■ **Exercise instructions**
Every record should be copied exactly, except that pictures are to be omitted.

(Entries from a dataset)
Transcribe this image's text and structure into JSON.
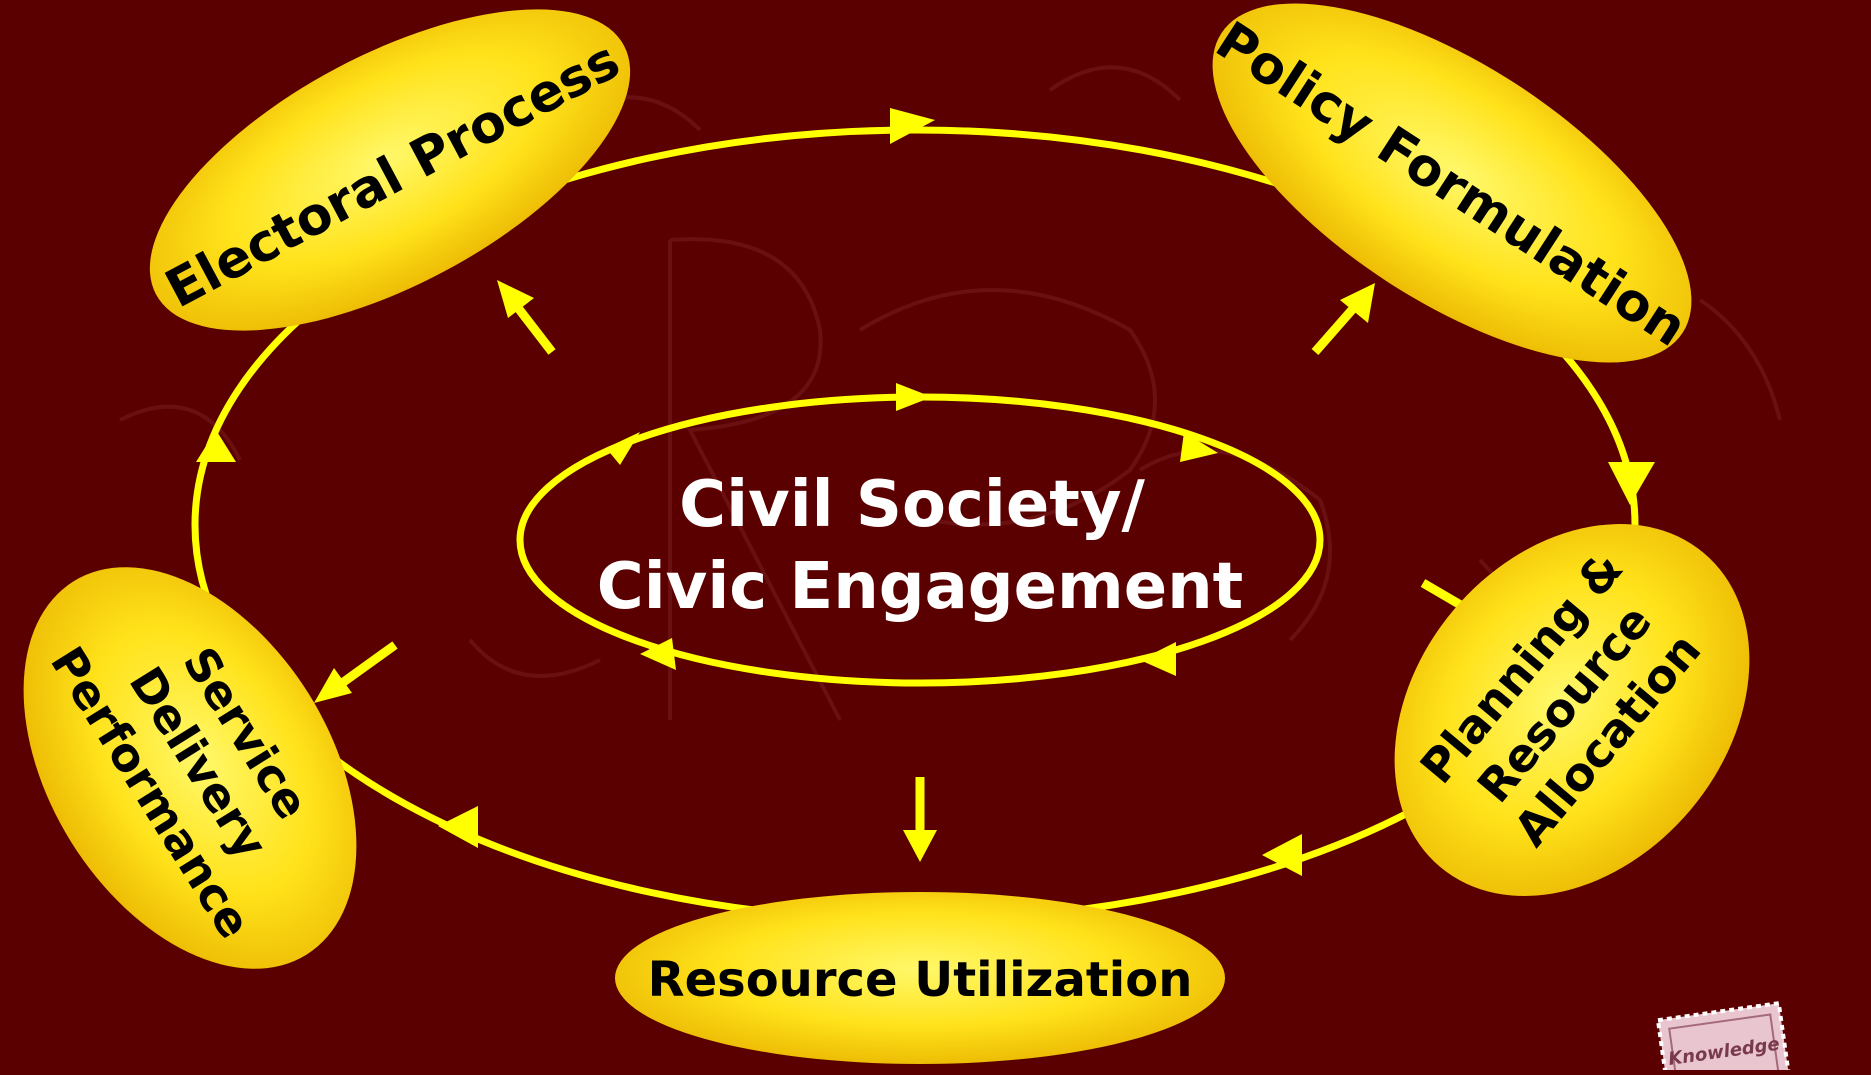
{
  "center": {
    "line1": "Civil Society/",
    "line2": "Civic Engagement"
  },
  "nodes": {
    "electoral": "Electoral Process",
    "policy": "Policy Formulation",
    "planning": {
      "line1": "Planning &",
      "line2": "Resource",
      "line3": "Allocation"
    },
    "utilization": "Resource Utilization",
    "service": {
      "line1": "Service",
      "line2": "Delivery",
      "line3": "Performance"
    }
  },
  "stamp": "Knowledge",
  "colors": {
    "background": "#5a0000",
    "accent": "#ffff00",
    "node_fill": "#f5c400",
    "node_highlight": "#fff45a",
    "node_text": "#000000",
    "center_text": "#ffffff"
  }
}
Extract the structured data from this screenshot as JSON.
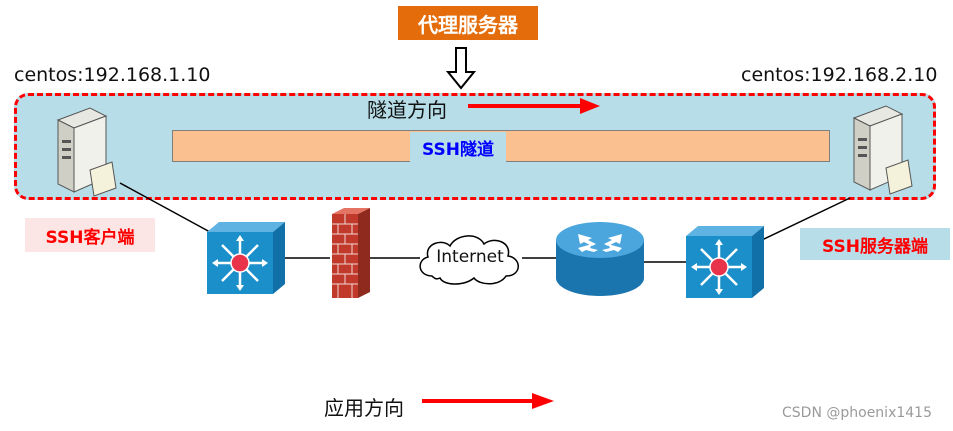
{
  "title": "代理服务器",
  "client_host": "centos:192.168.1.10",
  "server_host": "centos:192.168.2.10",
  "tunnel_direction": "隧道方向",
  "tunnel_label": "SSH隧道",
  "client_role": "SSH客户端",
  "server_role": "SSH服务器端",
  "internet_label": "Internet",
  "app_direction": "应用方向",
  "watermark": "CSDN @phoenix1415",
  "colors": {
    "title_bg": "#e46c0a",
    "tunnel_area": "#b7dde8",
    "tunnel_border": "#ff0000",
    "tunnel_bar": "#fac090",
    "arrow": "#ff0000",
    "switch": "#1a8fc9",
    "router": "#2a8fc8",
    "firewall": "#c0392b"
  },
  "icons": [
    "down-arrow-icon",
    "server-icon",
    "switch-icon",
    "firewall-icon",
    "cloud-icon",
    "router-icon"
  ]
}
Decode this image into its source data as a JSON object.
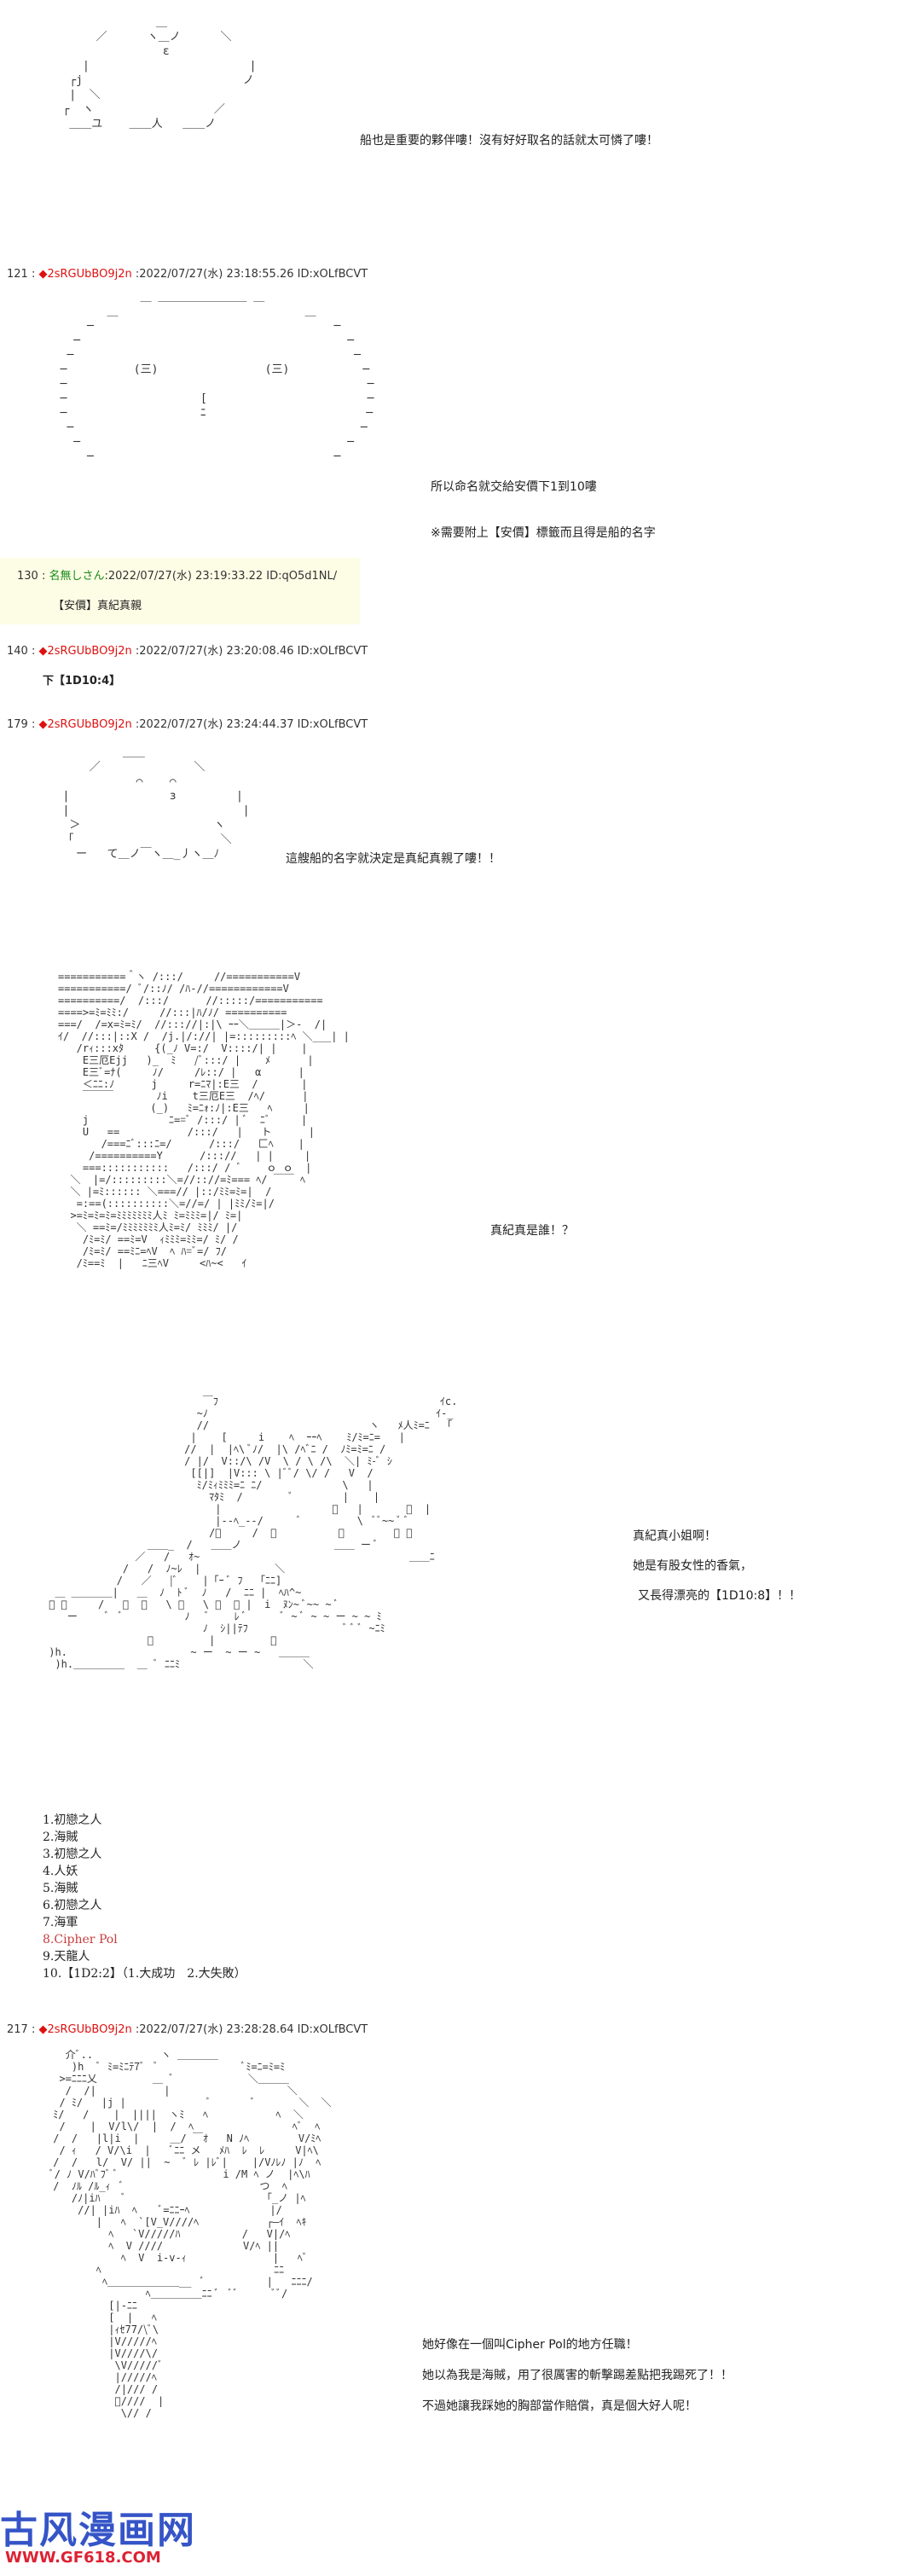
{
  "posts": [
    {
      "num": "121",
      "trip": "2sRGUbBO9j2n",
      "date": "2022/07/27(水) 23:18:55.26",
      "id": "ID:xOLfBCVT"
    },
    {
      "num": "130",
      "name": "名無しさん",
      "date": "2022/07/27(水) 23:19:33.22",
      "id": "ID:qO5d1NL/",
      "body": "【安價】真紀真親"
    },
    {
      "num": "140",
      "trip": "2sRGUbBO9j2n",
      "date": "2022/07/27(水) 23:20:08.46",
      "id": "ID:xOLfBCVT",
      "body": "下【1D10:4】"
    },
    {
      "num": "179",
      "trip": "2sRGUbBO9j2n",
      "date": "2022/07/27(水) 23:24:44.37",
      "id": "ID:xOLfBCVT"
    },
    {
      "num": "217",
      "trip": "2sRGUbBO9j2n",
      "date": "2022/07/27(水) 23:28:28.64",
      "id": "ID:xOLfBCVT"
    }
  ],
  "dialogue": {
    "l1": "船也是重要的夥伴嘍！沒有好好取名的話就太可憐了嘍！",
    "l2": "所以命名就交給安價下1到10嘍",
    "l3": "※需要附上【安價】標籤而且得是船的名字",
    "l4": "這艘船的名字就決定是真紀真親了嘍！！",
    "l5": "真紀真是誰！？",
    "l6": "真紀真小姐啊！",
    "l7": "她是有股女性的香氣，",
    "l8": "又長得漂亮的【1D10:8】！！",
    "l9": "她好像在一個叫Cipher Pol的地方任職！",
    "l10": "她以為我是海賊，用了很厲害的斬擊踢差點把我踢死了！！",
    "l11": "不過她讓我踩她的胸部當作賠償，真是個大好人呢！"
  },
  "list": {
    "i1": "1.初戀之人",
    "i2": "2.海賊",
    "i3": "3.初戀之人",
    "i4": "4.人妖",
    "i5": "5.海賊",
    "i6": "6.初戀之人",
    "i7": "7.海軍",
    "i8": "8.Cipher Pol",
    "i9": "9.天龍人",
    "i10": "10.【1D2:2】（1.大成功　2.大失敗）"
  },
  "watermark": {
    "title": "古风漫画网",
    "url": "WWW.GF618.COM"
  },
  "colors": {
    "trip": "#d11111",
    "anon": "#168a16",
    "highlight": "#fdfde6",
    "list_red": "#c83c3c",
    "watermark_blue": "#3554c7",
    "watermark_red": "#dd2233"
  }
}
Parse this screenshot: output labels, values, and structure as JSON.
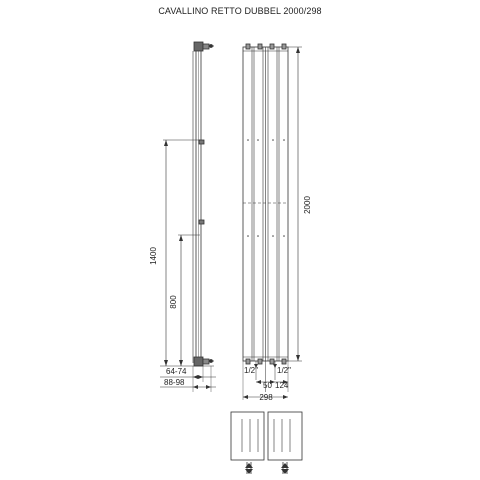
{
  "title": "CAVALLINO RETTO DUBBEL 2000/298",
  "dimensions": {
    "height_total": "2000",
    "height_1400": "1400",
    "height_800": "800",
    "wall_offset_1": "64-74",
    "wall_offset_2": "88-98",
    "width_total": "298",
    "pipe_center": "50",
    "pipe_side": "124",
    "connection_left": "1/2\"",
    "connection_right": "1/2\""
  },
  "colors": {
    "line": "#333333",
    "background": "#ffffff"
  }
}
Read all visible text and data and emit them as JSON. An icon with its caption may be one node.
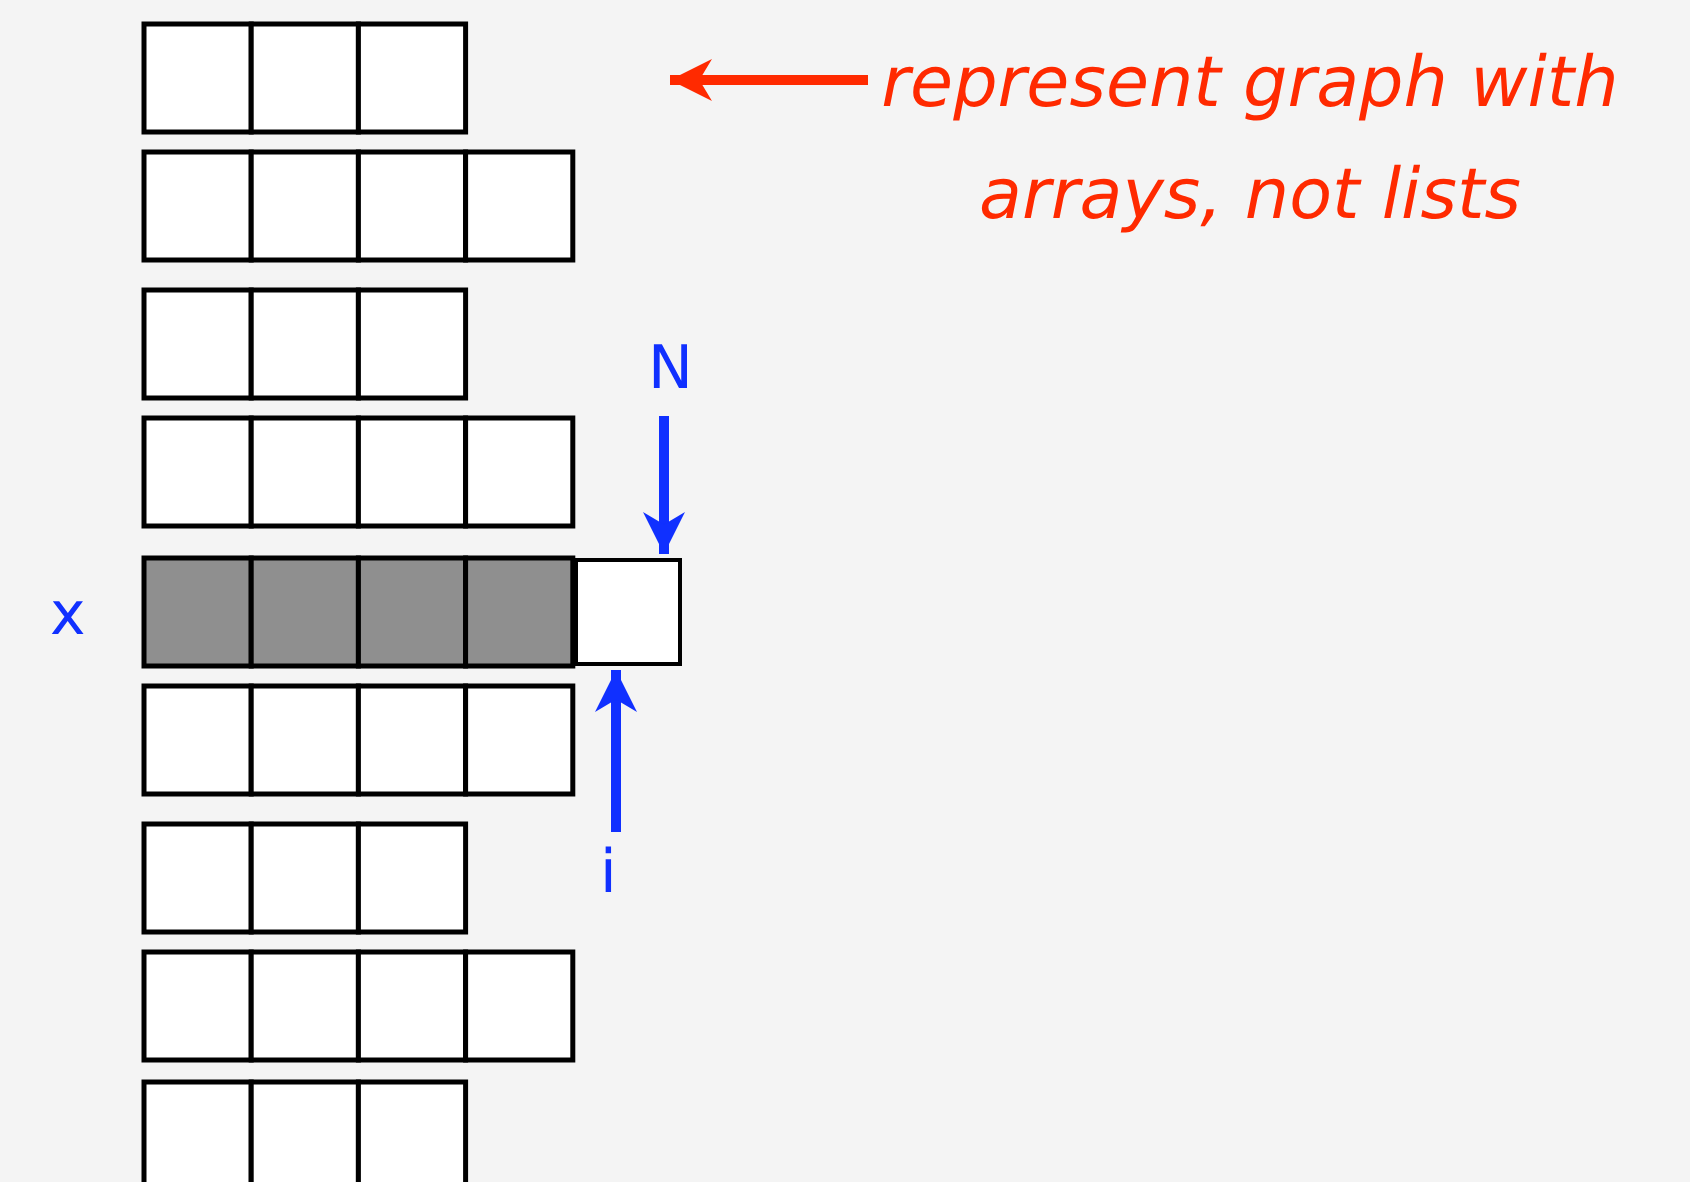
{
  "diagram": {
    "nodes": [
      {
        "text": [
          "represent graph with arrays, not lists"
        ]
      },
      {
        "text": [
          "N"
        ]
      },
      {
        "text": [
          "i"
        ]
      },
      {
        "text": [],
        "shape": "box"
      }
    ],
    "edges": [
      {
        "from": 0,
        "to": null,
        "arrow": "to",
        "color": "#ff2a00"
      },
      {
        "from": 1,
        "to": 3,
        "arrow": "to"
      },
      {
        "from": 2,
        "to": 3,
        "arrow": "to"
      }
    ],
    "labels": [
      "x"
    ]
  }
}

■ **Answer for this exercise**
Transcribe this image's text and structure into JSON.
{
  "center": {
    "line1": "Civil Society/",
    "line2": "Civic Engagement"
  },
  "nodes": {
    "electoral": "Electoral Process",
    "policy": "Policy Formulation",
    "planning": {
      "line1": "Planning &",
      "line2": "Resource",
      "line3": "Allocation"
    },
    "utilization": "Resource Utilization",
    "service": {
      "line1": "Service",
      "line2": "Delivery",
      "line3": "Performance"
    }
  },
  "stamp": "Knowledge",
  "colors": {
    "background": "#5a0000",
    "accent": "#ffff00",
    "node_fill": "#f5c400",
    "node_highlight": "#fff45a",
    "node_text": "#000000",
    "center_text": "#ffffff"
  }
}
Extract the structured data from this screenshot as JSON.
{
  "title": "代理服务器",
  "client_host": "centos:192.168.1.10",
  "server_host": "centos:192.168.2.10",
  "tunnel_direction": "隧道方向",
  "tunnel_label": "SSH隧道",
  "client_role": "SSH客户端",
  "server_role": "SSH服务器端",
  "internet_label": "Internet",
  "app_direction": "应用方向",
  "watermark": "CSDN @phoenix1415",
  "colors": {
    "title_bg": "#e46c0a",
    "tunnel_area": "#b7dde8",
    "tunnel_border": "#ff0000",
    "tunnel_bar": "#fac090",
    "arrow": "#ff0000",
    "switch": "#1a8fc9",
    "router": "#2a8fc8",
    "firewall": "#c0392b"
  },
  "icons": [
    "down-arrow-icon",
    "server-icon",
    "switch-icon",
    "firewall-icon",
    "cloud-icon",
    "router-icon"
  ]
}
Decode this image into its source data as a JSON object.
{
  "posts": [
    {
      "num": "121",
      "trip": "2sRGUbBO9j2n",
      "date": "2022/07/27(水) 23:18:55.26",
      "id": "ID:xOLfBCVT"
    },
    {
      "num": "130",
      "name": "名無しさん",
      "date": "2022/07/27(水) 23:19:33.22",
      "id": "ID:qO5d1NL/",
      "body": "【安價】真紀真親"
    },
    {
      "num": "140",
      "trip": "2sRGUbBO9j2n",
      "date": "2022/07/27(水) 23:20:08.46",
      "id": "ID:xOLfBCVT",
      "body": "下【1D10:4】"
    },
    {
      "num": "179",
      "trip": "2sRGUbBO9j2n",
      "date": "2022/07/27(水) 23:24:44.37",
      "id": "ID:xOLfBCVT"
    },
    {
      "num": "217",
      "trip": "2sRGUbBO9j2n",
      "date": "2022/07/27(水) 23:28:28.64",
      "id": "ID:xOLfBCVT"
    }
  ],
  "dialogue": {
    "l1": "船也是重要的夥伴嘍！沒有好好取名的話就太可憐了嘍！",
    "l2": "所以命名就交給安價下1到10嘍",
    "l3": "※需要附上【安價】標籤而且得是船的名字",
    "l4": "這艘船的名字就決定是真紀真親了嘍！！",
    "l5": "真紀真是誰！？",
    "l6": "真紀真小姐啊！",
    "l7": "她是有股女性的香氣，",
    "l8": "又長得漂亮的【1D10:8】！！",
    "l9": "她好像在一個叫Cipher Pol的地方任職！",
    "l10": "她以為我是海賊，用了很厲害的斬擊踢差點把我踢死了！！",
    "l11": "不過她讓我踩她的胸部當作賠償，真是個大好人呢！"
  },
  "list": {
    "i1": "1.初戀之人",
    "i2": "2.海賊",
    "i3": "3.初戀之人",
    "i4": "4.人妖",
    "i5": "5.海賊",
    "i6": "6.初戀之人",
    "i7": "7.海軍",
    "i8": "8.Cipher Pol",
    "i9": "9.天龍人",
    "i10": "10.【1D2:2】（1.大成功　2.大失敗）"
  },
  "watermark": {
    "title": "古风漫画网",
    "url": "WWW.GF618.COM"
  },
  "colors": {
    "trip": "#d11111",
    "anon": "#168a16",
    "highlight": "#fdfde6",
    "list_red": "#c83c3c",
    "watermark_blue": "#3554c7",
    "watermark_red": "#dd2233"
  }
}
Parse this screenshot: output labels, values, and structure as JSON.
{
  "title": "CAVALLINO RETTO DUBBEL 2000/298",
  "dimensions": {
    "height_total": "2000",
    "height_1400": "1400",
    "height_800": "800",
    "wall_offset_1": "64-74",
    "wall_offset_2": "88-98",
    "width_total": "298",
    "pipe_center": "50",
    "pipe_side": "124",
    "connection_left": "1/2\"",
    "connection_right": "1/2\""
  },
  "colors": {
    "line": "#333333",
    "background": "#ffffff"
  }
}
Read all visible text and data and emit them as JSON. An icon with its caption may be one node.
{
  "diagram": {
    "nodes": [
      {
        "text": [
          "represent graph with arrays, not lists"
        ]
      },
      {
        "text": [
          "N"
        ]
      },
      {
        "text": [
          "i"
        ]
      },
      {
        "text": [],
        "shape": "box"
      }
    ],
    "edges": [
      {
        "from": 0,
        "to": null,
        "arrow": "to",
        "color": "#ff2a00"
      },
      {
        "from": 1,
        "to": 3,
        "arrow": "to"
      },
      {
        "from": 2,
        "to": 3,
        "arrow": "to"
      }
    ],
    "labels": [
      "x"
    ]
  }
}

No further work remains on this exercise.